GOAL: Locate the lines of the listing below that hold "class", then copy each of them.

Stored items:
------------------------------

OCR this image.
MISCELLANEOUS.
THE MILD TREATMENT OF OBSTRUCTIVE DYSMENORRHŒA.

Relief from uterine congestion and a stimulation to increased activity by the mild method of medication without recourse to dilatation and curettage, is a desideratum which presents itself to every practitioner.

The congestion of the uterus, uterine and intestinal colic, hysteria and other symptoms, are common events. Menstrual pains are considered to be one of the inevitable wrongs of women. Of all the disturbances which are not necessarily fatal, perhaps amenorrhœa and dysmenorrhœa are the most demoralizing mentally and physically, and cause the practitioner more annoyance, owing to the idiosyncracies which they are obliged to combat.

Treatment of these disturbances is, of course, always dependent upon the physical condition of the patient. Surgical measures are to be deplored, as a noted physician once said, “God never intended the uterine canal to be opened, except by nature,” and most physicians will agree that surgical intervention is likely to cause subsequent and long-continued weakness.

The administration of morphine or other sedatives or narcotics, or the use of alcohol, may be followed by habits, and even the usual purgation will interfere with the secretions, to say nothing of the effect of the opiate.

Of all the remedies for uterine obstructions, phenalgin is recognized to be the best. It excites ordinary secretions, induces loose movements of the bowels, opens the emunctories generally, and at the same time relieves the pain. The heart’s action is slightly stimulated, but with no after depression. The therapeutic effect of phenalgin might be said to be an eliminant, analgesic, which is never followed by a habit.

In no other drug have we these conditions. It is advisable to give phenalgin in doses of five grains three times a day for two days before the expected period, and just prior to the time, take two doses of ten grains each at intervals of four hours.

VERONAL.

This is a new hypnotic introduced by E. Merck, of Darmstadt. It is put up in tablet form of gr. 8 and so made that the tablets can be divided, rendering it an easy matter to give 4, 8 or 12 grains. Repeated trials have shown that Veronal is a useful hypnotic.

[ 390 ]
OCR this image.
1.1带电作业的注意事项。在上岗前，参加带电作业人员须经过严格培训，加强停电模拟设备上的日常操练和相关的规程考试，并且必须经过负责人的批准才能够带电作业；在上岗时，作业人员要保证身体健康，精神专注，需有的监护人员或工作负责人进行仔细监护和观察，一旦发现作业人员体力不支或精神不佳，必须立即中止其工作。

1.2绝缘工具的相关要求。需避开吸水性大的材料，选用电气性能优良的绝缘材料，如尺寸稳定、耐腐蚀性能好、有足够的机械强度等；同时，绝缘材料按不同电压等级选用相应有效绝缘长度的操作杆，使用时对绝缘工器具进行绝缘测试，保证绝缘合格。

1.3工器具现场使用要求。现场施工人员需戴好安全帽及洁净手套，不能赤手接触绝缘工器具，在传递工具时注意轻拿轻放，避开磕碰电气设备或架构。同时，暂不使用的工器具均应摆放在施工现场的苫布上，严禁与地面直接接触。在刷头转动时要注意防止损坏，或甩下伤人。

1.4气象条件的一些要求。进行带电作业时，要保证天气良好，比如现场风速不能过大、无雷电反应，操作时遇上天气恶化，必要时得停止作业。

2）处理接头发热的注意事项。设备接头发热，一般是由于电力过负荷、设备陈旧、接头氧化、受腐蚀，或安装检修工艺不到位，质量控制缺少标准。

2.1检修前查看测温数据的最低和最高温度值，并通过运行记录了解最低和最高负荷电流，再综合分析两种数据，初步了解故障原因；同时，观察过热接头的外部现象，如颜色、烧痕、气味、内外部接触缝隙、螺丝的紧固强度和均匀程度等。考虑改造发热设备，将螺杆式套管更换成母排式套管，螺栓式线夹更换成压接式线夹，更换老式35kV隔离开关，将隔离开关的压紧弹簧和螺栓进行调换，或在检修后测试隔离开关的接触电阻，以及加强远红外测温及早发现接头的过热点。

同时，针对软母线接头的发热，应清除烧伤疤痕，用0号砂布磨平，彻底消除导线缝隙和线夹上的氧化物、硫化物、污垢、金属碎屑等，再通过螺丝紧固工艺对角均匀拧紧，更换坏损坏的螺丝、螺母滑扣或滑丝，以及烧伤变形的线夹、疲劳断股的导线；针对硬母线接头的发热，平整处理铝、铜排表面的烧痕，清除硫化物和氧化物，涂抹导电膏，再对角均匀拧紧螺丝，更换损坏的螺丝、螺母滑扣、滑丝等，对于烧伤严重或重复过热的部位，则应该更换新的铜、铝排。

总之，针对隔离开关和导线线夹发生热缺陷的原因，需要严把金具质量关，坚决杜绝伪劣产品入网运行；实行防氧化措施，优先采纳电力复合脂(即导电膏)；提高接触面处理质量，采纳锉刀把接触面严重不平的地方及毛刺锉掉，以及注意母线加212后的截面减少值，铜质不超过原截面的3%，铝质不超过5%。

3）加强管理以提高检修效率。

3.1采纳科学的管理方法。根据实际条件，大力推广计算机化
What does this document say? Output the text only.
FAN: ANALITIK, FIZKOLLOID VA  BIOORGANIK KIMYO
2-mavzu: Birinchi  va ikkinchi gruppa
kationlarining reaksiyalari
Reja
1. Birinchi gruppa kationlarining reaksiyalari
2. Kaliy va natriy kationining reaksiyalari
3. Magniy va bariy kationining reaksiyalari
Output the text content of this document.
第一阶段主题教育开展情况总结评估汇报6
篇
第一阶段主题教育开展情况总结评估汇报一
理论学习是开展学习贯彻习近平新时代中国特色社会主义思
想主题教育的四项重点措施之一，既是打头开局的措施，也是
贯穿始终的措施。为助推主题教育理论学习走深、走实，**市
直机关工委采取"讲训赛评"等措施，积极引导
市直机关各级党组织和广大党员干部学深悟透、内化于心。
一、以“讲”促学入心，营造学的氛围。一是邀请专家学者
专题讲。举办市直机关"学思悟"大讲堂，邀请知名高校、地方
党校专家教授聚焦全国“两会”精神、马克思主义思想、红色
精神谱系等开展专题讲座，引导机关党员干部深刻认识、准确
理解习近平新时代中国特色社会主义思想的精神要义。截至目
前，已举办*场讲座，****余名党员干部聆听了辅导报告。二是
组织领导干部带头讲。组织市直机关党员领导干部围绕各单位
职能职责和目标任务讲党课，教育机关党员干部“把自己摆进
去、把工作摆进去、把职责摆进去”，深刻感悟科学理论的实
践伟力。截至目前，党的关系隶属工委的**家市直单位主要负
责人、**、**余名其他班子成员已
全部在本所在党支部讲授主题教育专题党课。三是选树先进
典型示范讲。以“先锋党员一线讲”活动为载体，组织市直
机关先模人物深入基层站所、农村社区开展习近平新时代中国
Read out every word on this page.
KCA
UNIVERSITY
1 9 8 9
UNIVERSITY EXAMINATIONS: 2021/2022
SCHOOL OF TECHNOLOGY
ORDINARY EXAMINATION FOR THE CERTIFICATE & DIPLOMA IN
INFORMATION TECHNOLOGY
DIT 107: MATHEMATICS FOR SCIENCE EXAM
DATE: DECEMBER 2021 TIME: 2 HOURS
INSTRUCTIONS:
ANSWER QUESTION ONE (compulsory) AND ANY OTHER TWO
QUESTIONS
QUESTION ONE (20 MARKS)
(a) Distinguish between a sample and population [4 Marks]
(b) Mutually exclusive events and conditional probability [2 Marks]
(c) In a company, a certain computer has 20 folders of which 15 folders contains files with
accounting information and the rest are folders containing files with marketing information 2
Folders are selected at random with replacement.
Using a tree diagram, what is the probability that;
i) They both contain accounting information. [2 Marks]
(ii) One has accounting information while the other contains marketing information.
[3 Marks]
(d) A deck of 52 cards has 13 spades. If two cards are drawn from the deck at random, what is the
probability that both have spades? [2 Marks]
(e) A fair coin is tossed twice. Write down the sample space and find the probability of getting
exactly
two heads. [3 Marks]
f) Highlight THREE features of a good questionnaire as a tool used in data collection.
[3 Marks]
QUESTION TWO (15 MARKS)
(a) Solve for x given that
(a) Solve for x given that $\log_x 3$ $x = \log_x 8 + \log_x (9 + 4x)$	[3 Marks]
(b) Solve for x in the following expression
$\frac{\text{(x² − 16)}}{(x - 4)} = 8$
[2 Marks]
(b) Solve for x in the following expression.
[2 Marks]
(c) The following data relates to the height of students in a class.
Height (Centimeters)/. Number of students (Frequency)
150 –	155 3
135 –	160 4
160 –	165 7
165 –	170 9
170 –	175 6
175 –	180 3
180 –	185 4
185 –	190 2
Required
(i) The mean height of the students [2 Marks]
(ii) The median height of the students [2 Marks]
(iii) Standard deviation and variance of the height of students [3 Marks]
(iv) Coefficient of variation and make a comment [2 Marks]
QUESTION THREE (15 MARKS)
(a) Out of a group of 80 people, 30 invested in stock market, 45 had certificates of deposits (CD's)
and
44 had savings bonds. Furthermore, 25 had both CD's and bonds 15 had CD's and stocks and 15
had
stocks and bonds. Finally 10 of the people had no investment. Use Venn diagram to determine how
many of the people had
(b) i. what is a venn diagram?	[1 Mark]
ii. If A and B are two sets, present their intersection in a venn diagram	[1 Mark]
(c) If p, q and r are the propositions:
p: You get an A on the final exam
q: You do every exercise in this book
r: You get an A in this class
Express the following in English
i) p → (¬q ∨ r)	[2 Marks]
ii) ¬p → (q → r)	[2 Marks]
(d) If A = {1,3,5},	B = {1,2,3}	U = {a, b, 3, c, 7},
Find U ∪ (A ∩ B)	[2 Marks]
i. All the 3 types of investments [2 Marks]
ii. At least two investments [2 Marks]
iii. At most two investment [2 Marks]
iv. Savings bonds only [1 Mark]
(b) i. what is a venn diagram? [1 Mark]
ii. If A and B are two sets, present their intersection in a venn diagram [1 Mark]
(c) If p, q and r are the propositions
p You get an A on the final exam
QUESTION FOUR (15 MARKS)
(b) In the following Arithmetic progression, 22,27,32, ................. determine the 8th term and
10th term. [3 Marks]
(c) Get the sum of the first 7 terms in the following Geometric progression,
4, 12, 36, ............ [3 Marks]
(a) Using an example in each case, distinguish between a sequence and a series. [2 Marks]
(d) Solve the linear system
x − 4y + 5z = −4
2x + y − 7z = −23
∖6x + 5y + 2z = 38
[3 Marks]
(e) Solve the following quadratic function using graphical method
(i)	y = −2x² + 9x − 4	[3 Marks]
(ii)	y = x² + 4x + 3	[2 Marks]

------------------------------

EXERCISE RESULT:
(c) The following data relates to the height of students in a class.
r: You get an A in this class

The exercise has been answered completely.